-- TASK REQUIREMENTS --
1) At what age did Tom start reading novels seriously, according to his bio?
2) In Tom's bio, rewrite the part from "Fast-forward and after" to "it was there." so that "television production" becomes "film production".

-- SOURCE EXCERPT --
Email: tom@tomflanders.com
Who is Tom?
Writing novels is what I secretly always wanted to do, but I didn’t realize it till I started to read novels seriously at the age of 42. I didn’t read when I was young. My brothers read and I hated them and wanted to be different from them, so I didn’t read. I watched TV.
I’ve always made up stories. My mother to this day marvels at the fact that when I was a small child she could plop me in a corner with my Hot Wheels and I would play quietly for hours. The cars were merely the catalyst. What I was doing was making up stories about the imaginary people in those cars. I didn’t know that this was writing. To me it was just playing. I thought, like those around me, that it was the cars. I thought that they were what was important to me. I didn’t find out I was wrong until I went to college, at 17, to be a mechanical engineer. I flunked all but two of my classes. The first was chemistry lab. I got a D. I don’t know how. The second was creative writing. I got an A. The teacher, a perpetually stoned hippy, told me I should be a writer, but he was just a stoned hippy, what did he know? I had also assumed that the A came because the course was so easy. I later found out that nearly everyone else in the class failed. This lack of self-esteem would be my prison for a long time.
Fast-forward and after a couple false starts I’ve got a couple degrees in television production and a job at an access cable station. I had fulfilled the dream. My parents were pleased. I was pleased. Then it all quietly stalled. Two years later I was drunk, in debt and bored to tears. I had made a couple feeble attempts at writing. Always in the shortest form that I thought I could get away with. Unfortunately I was under the impression, reinforced by a small parade of the pretentious grad students that guided the few writing classes that I took, that I should avoid reading other people’s work, because it would dilute my own voice. So of course I never did find my voice. I doubted it was there.
Then I started doing standup. It scared the shit out of me, but I went to the open mic night with my 90 seconds of routine written out on two 3×5 cards, got really drunk before getting on stage, but made it there, and the people laughed. That helped get me out here to San Francisco, were one goes to learn how to do real comedy, before selling out and moving to Los Angeles or New York to have a career. All the time I was searching for my comedy “voice.” The hook or persona or rhythm that would take me to the next level. Always flirting but never catching. Then finally I found it. I knew what it was I was trying to say. I knew how I wanted to say it. The only problem was that it wasn’t funny.
So I stared writing short stories. I started reading. Oh my God, reading! I devoured everything I could find at flea markets and library book sales. I discovered new names. Great names and bad. After a while I started to see why what was bad was bad. After a longer while I started to why what was good was good. I wrote my little stories with little success. Oh they got better. Each one was the best thing that was ever written, until I wrote the next one. But there was always something missing. Then, without intending to do so, I started a novel. It was supposed to be a very short story about a guy picking up a female hitchhiker, and then his car breaks down. Then he developed a back story. Then I discovered that the she had one too. Then they got tangled up in stuff. So it became a novel. It may not be great, but it’s mine. Damn it, I wrote a novel! Only now, after the fact, do I see that that it what I always wanted to do. I had more fun writing that novel than anything.

-- DATA LINES --
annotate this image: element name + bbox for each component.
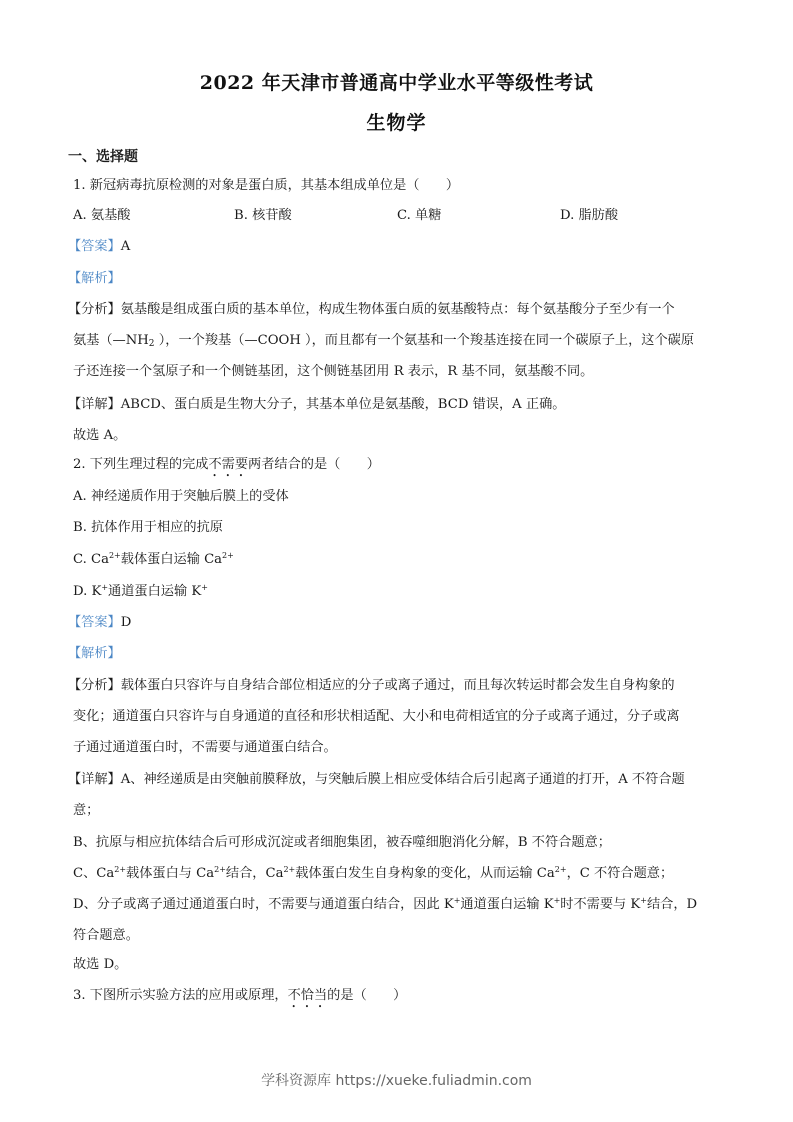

-- WORKED SOLUTIONS --
1) At 42.

2)
Fast-forward and after a couple false starts I’ve got a couple degrees in film production and a job at an access cable station. I had fulfilled the dream. My parents were pleased. I was pleased. Then it all quietly stalled. Two years later I was drunk, in debt and bored to tears. I had made a couple feeble attempts at writing. Always in the shortest form that I thought I could get away with. Unfortunately I was under the impression, reinforced by a small parade of the pretentious grad students that guided the few writing classes that I took, that I should avoid reading other people’s work, because it would dilute my own voice. So of course I never did find my voice. I doubted it was there.